### What the task requires
Take the entries below and print all of them exactly, please.
[Start of Available data]
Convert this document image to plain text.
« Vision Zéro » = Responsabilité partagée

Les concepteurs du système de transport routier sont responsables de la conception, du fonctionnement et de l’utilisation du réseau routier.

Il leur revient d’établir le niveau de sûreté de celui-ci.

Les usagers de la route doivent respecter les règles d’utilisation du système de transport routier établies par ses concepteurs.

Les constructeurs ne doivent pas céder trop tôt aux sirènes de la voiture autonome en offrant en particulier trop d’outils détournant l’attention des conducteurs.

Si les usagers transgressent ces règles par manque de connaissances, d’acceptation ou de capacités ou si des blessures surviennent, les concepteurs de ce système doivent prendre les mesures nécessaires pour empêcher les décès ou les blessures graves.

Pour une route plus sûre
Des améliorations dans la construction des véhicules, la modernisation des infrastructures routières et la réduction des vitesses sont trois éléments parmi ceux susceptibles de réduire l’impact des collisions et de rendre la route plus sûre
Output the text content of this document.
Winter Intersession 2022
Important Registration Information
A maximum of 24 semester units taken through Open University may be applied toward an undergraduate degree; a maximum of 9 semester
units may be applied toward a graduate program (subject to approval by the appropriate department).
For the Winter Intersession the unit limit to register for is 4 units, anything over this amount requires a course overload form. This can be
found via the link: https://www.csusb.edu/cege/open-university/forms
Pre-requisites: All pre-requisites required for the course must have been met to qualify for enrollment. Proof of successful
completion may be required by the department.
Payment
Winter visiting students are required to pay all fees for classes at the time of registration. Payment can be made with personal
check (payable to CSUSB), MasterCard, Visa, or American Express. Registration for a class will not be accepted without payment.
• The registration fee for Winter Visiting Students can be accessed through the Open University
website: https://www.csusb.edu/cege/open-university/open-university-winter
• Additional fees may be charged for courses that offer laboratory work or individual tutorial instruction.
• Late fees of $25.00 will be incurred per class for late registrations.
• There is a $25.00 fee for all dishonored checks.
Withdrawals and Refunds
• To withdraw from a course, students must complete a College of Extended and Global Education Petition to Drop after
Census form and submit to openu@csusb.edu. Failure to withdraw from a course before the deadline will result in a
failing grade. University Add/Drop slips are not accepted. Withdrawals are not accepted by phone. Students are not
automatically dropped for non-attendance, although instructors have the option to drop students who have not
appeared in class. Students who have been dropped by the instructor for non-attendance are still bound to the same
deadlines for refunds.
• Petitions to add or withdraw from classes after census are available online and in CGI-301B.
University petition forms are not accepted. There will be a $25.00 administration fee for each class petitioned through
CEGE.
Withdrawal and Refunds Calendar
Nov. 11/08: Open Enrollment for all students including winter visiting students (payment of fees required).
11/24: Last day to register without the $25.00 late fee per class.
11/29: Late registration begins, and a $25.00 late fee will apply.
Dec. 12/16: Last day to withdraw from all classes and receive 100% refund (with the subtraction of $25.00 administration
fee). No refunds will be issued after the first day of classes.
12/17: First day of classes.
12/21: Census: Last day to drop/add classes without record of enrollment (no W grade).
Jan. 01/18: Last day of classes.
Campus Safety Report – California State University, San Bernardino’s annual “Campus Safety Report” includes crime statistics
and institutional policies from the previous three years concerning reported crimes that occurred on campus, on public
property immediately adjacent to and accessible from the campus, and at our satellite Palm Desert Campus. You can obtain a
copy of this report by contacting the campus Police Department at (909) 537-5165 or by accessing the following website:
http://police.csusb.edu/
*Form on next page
[End of Available data]
### Output below
Convert this document image to plain text.
« Vision Zéro » = Responsabilité partagée

Les concepteurs du système de transport routier sont responsables de la conception, du fonctionnement et de l’utilisation du réseau routier.

Il leur revient d’établir le niveau de sûreté de celui-ci.

Les usagers de la route doivent respecter les règles d’utilisation du système de transport routier établies par ses concepteurs.

Les constructeurs ne doivent pas céder trop tôt aux sirènes de la voiture autonome en offrant en particulier trop d’outils détournant l’attention des conducteurs.

Si les usagers transgressent ces règles par manque de connaissances, d’acceptation ou de capacités ou si des blessures surviennent, les concepteurs de ce système doivent prendre les mesures nécessaires pour empêcher les décès ou les blessures graves.

Pour une route plus sûre
Des améliorations dans la construction des véhicules, la modernisation des infrastructures routières et la réduction des vitesses sont trois éléments parmi ceux susceptibles de réduire l’impact des collisions et de rendre la route plus sûre
Output the text content of this document.
Winter Intersession 2022
Important Registration Information
A maximum of 24 semester units taken through Open University may be applied toward an undergraduate degree; a maximum of 9 semester
units may be applied toward a graduate program (subject to approval by the appropriate department).
For the Winter Intersession the unit limit to register for is 4 units, anything over this amount requires a course overload form. This can be
found via the link: https://www.csusb.edu/cege/open-university/forms
Pre-requisites: All pre-requisites required for the course must have been met to qualify for enrollment. Proof of successful
completion may be required by the department.
Payment
Winter visiting students are required to pay all fees for classes at the time of registration. Payment can be made with personal
check (payable to CSUSB), MasterCard, Visa, or American Express. Registration for a class will not be accepted without payment.
• The registration fee for Winter Visiting Students can be accessed through the Open University
website: https://www.csusb.edu/cege/open-university/open-university-winter
• Additional fees may be charged for courses that offer laboratory work or individual tutorial instruction.
• Late fees of $25.00 will be incurred per class for late registrations.
• There is a $25.00 fee for all dishonored checks.
Withdrawals and Refunds
• To withdraw from a course, students must complete a College of Extended and Global Education Petition to Drop after
Census form and submit to openu@csusb.edu. Failure to withdraw from a course before the deadline will result in a
failing grade. University Add/Drop slips are not accepted. Withdrawals are not accepted by phone. Students are not
automatically dropped for non-attendance, although instructors have the option to drop students who have not
appeared in class. Students who have been dropped by the instructor for non-attendance are still bound to the same
deadlines for refunds.
• Petitions to add or withdraw from classes after census are available online and in CGI-301B.
University petition forms are not accepted. There will be a $25.00 administration fee for each class petitioned through
CEGE.
Withdrawal and Refunds Calendar
Nov. 11/08: Open Enrollment for all students including winter visiting students (payment of fees required).
11/24: Last day to register without the $25.00 late fee per class.
11/29: Late registration begins, and a $25.00 late fee will apply.
Dec. 12/16: Last day to withdraw from all classes and receive 100% refund (with the subtraction of $25.00 administration
fee). No refunds will be issued after the first day of classes.
12/17: First day of classes.
12/21: Census: Last day to drop/add classes without record of enrollment (no W grade).
Jan. 01/18: Last day of classes.
Campus Safety Report – California State University, San Bernardino’s annual “Campus Safety Report” includes crime statistics
and institutional policies from the previous three years concerning reported crimes that occurred on campus, on public
property immediately adjacent to and accessible from the campus, and at our satellite Palm Desert Campus. You can obtain a
copy of this report by contacting the campus Police Department at (909) 537-5165 or by accessing the following website:
http://police.csusb.edu/
*Form on next page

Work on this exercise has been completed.